------ EXTRACTED DATA

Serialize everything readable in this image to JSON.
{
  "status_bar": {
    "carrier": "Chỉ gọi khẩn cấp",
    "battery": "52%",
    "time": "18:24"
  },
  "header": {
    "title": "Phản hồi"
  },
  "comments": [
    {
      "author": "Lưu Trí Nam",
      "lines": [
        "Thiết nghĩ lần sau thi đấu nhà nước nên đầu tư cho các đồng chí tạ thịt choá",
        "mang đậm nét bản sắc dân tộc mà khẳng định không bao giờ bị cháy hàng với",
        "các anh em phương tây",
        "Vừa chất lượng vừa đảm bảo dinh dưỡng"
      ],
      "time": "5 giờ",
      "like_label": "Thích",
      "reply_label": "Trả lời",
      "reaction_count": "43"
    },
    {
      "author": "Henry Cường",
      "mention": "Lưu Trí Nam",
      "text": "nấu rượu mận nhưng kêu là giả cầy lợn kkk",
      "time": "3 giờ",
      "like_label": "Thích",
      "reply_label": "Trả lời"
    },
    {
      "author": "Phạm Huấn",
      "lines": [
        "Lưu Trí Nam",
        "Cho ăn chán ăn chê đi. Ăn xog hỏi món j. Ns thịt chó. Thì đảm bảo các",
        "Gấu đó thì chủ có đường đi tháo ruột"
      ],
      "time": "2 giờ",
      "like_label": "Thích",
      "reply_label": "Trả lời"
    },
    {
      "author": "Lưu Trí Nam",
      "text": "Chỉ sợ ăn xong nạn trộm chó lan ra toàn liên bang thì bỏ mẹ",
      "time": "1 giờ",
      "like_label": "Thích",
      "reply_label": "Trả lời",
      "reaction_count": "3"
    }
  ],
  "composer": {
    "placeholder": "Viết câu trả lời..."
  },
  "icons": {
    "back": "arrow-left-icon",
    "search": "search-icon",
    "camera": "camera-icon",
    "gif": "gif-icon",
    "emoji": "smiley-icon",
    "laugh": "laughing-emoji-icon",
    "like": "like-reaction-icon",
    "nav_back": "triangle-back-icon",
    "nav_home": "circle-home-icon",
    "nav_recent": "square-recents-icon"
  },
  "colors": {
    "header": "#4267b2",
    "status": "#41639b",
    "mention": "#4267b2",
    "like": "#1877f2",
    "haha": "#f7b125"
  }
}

------------

DIRECTION:
Extract each line from the listing that holds the word "time".

THE RESPONSE:
    "time": "18:24"
      "time": "5 giờ",
      "time": "3 giờ",
      "time": "2 giờ",
      "time": "1 giờ",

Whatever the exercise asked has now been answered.